## REQUEST:
Within the records below, find each line that holds the string "them", then copy it.

## DATA IN THIS EXERCISE:
───
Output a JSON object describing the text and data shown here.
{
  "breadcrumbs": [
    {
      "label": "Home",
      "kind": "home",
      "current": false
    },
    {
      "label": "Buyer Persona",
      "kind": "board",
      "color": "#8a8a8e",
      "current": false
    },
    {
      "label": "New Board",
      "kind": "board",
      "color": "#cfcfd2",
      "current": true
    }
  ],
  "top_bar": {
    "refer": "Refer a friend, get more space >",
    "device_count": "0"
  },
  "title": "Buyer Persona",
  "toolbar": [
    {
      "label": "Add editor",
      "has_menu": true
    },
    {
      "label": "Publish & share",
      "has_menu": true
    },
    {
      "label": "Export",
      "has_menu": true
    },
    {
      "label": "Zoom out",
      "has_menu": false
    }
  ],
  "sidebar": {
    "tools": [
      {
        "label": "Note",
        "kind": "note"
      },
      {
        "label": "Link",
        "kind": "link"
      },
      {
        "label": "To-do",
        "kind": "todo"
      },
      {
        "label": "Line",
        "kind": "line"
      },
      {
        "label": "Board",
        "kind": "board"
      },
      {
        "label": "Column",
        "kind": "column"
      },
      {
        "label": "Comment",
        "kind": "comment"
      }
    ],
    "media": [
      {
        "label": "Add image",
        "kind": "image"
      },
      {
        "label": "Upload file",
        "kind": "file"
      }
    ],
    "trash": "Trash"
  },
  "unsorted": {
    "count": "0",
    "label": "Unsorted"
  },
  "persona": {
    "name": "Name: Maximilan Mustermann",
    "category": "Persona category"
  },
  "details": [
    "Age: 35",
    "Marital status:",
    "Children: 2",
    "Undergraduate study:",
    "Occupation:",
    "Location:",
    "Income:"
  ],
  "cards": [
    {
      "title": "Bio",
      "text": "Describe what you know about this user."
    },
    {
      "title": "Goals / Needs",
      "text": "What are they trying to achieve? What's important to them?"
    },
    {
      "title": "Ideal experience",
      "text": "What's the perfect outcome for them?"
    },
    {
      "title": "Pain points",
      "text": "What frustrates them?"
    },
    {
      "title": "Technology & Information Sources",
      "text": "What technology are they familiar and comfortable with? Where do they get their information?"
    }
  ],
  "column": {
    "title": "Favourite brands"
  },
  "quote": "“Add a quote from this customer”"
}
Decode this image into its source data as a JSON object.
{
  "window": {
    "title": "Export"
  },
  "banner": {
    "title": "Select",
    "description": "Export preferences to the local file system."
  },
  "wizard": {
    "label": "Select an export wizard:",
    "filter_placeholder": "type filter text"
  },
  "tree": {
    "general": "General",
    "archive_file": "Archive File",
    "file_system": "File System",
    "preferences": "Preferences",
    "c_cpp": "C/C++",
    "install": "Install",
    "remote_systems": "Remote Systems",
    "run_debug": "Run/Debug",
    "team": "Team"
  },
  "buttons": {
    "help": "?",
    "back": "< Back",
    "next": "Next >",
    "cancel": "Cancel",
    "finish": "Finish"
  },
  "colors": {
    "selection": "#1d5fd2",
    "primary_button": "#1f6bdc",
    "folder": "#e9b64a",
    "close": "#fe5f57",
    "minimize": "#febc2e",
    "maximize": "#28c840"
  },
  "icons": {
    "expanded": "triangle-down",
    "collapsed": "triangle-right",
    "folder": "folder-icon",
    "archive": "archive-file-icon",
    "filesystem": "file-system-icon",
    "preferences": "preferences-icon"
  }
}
───
## REPLY:
      "text": "What are they trying to achieve? What's important to them?"
      "text": "What's the perfect outcome for them?"
      "text": "What frustrates them?"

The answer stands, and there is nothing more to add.